> Objective
Repeat the rows below word for word, but leave out the pictures.

> Material
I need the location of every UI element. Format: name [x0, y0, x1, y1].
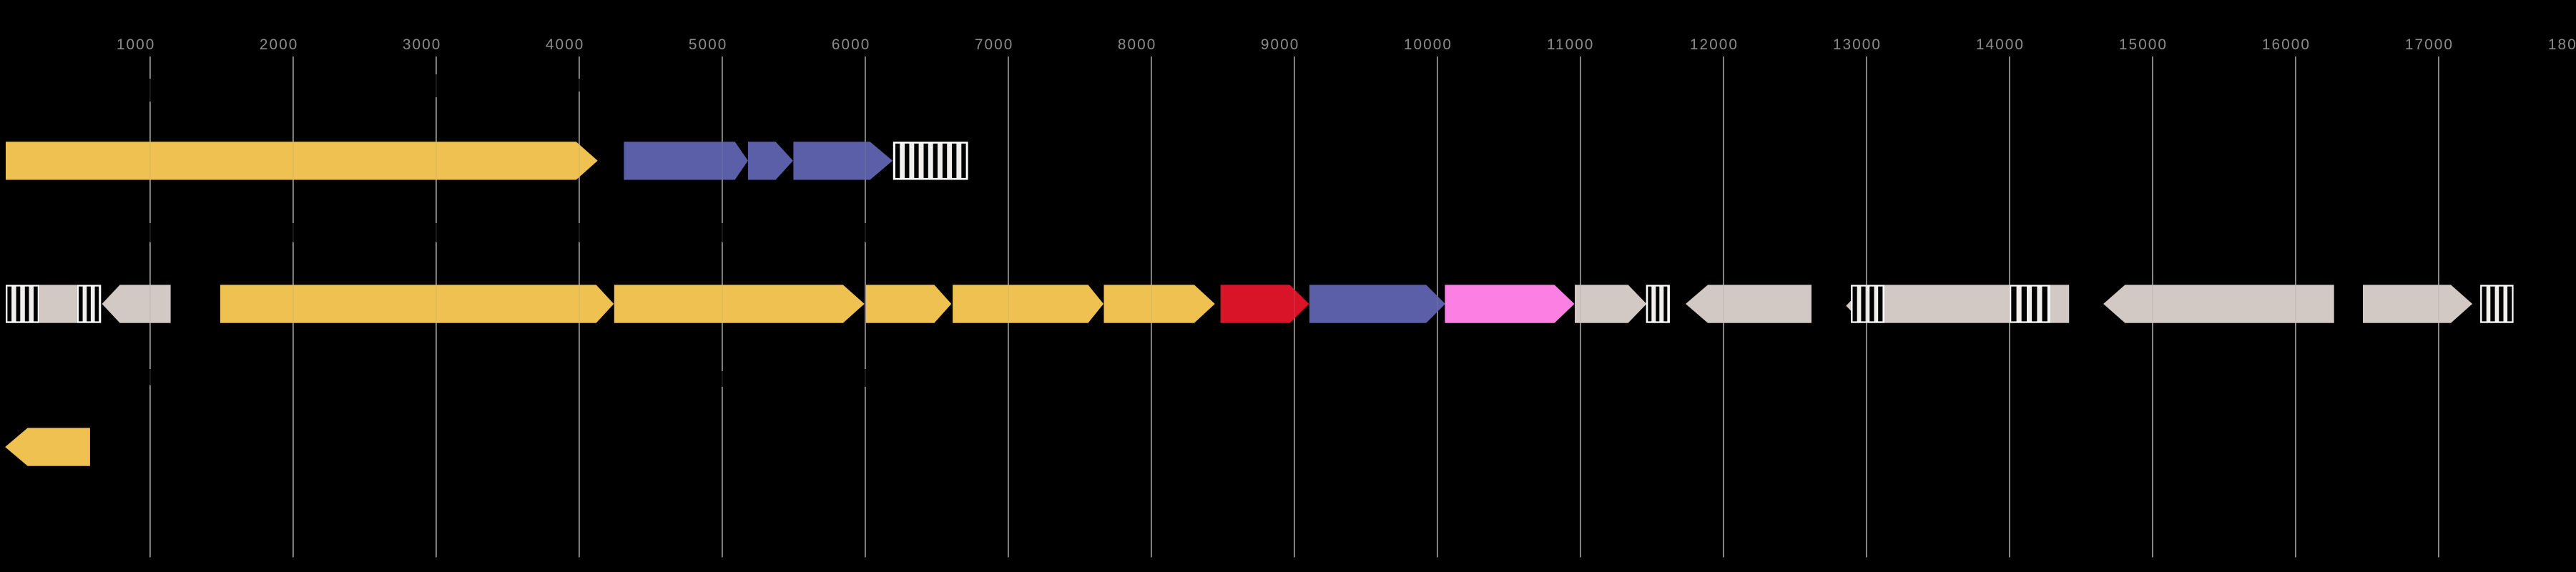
svg-text:11000: 11000 [1547, 36, 1595, 53]
svg-text:15000: 15000 [2119, 36, 2168, 53]
svg-text:5000: 5000 [689, 36, 727, 53]
svg-text:17000: 17000 [2405, 36, 2454, 53]
svg-text:9000: 9000 [1261, 36, 1299, 53]
svg-text:7000: 7000 [975, 36, 1013, 53]
svg-text:2000: 2000 [260, 36, 298, 53]
svg-text:10000: 10000 [1404, 36, 1452, 53]
svg-text:14000: 14000 [1976, 36, 2025, 53]
svg-text:13000: 13000 [1833, 36, 1882, 53]
svg-text:18000: 18000 [2548, 36, 2576, 53]
svg-text:4000: 4000 [546, 36, 584, 53]
svg-text:1000: 1000 [117, 36, 155, 53]
svg-text:8000: 8000 [1118, 36, 1156, 53]
svg-text:16000: 16000 [2262, 36, 2311, 53]
svg-text:3000: 3000 [403, 36, 441, 53]
svg-text:12000: 12000 [1690, 36, 1739, 53]
svg-text:6000: 6000 [832, 36, 870, 53]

> Exercise answer
I need the location of every UI element. Format: name [x0, y0, x1, y1].
svg-text:11000: 11000 [1547, 36, 1595, 53]
svg-text:15000: 15000 [2119, 36, 2168, 53]
svg-text:5000: 5000 [689, 36, 727, 53]
svg-text:17000: 17000 [2405, 36, 2454, 53]
svg-text:9000: 9000 [1261, 36, 1299, 53]
svg-text:7000: 7000 [975, 36, 1013, 53]
svg-text:2000: 2000 [260, 36, 298, 53]
svg-text:10000: 10000 [1404, 36, 1452, 53]
svg-text:14000: 14000 [1976, 36, 2025, 53]
svg-text:13000: 13000 [1833, 36, 1882, 53]
svg-text:18000: 18000 [2548, 36, 2576, 53]
svg-text:4000: 4000 [546, 36, 584, 53]
svg-text:1000: 1000 [117, 36, 155, 53]
svg-text:8000: 8000 [1118, 36, 1156, 53]
svg-text:16000: 16000 [2262, 36, 2311, 53]
svg-text:3000: 3000 [403, 36, 441, 53]
svg-text:12000: 12000 [1690, 36, 1739, 53]
svg-text:6000: 6000 [832, 36, 870, 53]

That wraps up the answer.